## Given task
Could you transcribe the material below exactly, without leaving out a single line?

[START OF Material to process]

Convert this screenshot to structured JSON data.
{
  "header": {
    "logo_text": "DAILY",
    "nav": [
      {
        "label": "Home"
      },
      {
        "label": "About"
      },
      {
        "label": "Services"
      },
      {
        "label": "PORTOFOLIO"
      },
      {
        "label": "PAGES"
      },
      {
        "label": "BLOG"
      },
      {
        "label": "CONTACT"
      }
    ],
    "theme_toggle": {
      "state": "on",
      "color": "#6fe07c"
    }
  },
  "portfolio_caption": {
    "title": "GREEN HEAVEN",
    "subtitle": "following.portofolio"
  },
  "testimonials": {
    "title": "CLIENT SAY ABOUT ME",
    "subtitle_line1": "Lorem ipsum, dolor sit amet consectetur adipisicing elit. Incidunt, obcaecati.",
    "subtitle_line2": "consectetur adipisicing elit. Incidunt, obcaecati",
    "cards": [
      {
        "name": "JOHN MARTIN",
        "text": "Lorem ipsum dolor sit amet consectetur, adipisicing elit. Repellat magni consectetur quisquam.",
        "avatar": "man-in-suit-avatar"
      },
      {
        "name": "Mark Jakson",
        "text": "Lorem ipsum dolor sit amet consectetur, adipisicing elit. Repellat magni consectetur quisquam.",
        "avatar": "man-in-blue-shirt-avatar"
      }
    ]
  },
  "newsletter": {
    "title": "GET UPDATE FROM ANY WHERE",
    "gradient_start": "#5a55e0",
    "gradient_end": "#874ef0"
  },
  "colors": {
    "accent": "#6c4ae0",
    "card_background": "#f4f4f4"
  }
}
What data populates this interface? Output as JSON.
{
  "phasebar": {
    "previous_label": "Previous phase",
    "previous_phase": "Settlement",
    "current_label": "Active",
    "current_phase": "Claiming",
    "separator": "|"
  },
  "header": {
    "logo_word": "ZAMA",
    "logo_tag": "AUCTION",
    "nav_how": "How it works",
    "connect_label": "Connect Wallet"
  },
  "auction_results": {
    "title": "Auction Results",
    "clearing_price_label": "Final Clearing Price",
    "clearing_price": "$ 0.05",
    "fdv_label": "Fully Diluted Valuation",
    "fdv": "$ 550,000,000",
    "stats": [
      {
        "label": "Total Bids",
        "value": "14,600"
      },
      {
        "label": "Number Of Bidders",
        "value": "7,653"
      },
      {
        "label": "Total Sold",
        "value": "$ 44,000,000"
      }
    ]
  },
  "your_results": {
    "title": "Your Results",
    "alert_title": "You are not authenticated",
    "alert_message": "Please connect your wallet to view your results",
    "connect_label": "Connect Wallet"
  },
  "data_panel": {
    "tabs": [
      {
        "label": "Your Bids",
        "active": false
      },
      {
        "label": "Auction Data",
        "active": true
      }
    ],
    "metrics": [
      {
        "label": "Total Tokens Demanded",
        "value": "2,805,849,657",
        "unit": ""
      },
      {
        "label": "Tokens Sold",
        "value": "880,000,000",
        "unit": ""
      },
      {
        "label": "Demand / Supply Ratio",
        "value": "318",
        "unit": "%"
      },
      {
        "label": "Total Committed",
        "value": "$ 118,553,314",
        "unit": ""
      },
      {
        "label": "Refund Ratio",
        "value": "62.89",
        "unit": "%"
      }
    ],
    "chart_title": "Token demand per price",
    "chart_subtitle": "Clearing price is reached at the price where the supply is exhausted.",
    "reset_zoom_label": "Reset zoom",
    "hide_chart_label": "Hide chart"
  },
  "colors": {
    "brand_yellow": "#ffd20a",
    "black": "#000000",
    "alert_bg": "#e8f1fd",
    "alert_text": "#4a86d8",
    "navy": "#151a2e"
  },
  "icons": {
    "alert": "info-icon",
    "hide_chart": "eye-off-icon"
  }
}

[END OF Material to process]

## Expected answer
Convert this screenshot to structured JSON data.
{
  "header": {
    "logo_text": "DAILY",
    "nav": [
      {
        "label": "Home"
      },
      {
        "label": "About"
      },
      {
        "label": "Services"
      },
      {
        "label": "PORTOFOLIO"
      },
      {
        "label": "PAGES"
      },
      {
        "label": "BLOG"
      },
      {
        "label": "CONTACT"
      }
    ],
    "theme_toggle": {
      "state": "on",
      "color": "#6fe07c"
    }
  },
  "portfolio_caption": {
    "title": "GREEN HEAVEN",
    "subtitle": "following.portofolio"
  },
  "testimonials": {
    "title": "CLIENT SAY ABOUT ME",
    "subtitle_line1": "Lorem ipsum, dolor sit amet consectetur adipisicing elit. Incidunt, obcaecati.",
    "subtitle_line2": "consectetur adipisicing elit. Incidunt, obcaecati",
    "cards": [
      {
        "name": "JOHN MARTIN",
        "text": "Lorem ipsum dolor sit amet consectetur, adipisicing elit. Repellat magni consectetur quisquam.",
        "avatar": "man-in-suit-avatar"
      },
      {
        "name": "Mark Jakson",
        "text": "Lorem ipsum dolor sit amet consectetur, adipisicing elit. Repellat magni consectetur quisquam.",
        "avatar": "man-in-blue-shirt-avatar"
      }
    ]
  },
  "newsletter": {
    "title": "GET UPDATE FROM ANY WHERE",
    "gradient_start": "#5a55e0",
    "gradient_end": "#874ef0"
  },
  "colors": {
    "accent": "#6c4ae0",
    "card_background": "#f4f4f4"
  }
}
What data populates this interface? Output as JSON.
{
  "phasebar": {
    "previous_label": "Previous phase",
    "previous_phase": "Settlement",
    "current_label": "Active",
    "current_phase": "Claiming",
    "separator": "|"
  },
  "header": {
    "logo_word": "ZAMA",
    "logo_tag": "AUCTION",
    "nav_how": "How it works",
    "connect_label": "Connect Wallet"
  },
  "auction_results": {
    "title": "Auction Results",
    "clearing_price_label": "Final Clearing Price",
    "clearing_price": "$ 0.05",
    "fdv_label": "Fully Diluted Valuation",
    "fdv": "$ 550,000,000",
    "stats": [
      {
        "label": "Total Bids",
        "value": "14,600"
      },
      {
        "label": "Number Of Bidders",
        "value": "7,653"
      },
      {
        "label": "Total Sold",
        "value": "$ 44,000,000"
      }
    ]
  },
  "your_results": {
    "title": "Your Results",
    "alert_title": "You are not authenticated",
    "alert_message": "Please connect your wallet to view your results",
    "connect_label": "Connect Wallet"
  },
  "data_panel": {
    "tabs": [
      {
        "label": "Your Bids",
        "active": false
      },
      {
        "label": "Auction Data",
        "active": true
      }
    ],
    "metrics": [
      {
        "label": "Total Tokens Demanded",
        "value": "2,805,849,657",
        "unit": ""
      },
      {
        "label": "Tokens Sold",
        "value": "880,000,000",
        "unit": ""
      },
      {
        "label": "Demand / Supply Ratio",
        "value": "318",
        "unit": "%"
      },
      {
        "label": "Total Committed",
        "value": "$ 118,553,314",
        "unit": ""
      },
      {
        "label": "Refund Ratio",
        "value": "62.89",
        "unit": "%"
      }
    ],
    "chart_title": "Token demand per price",
    "chart_subtitle": "Clearing price is reached at the price where the supply is exhausted.",
    "reset_zoom_label": "Reset zoom",
    "hide_chart_label": "Hide chart"
  },
  "colors": {
    "brand_yellow": "#ffd20a",
    "black": "#000000",
    "alert_bg": "#e8f1fd",
    "alert_text": "#4a86d8",
    "navy": "#151a2e"
  },
  "icons": {
    "alert": "info-icon",
    "hide_chart": "eye-off-icon"
  }
}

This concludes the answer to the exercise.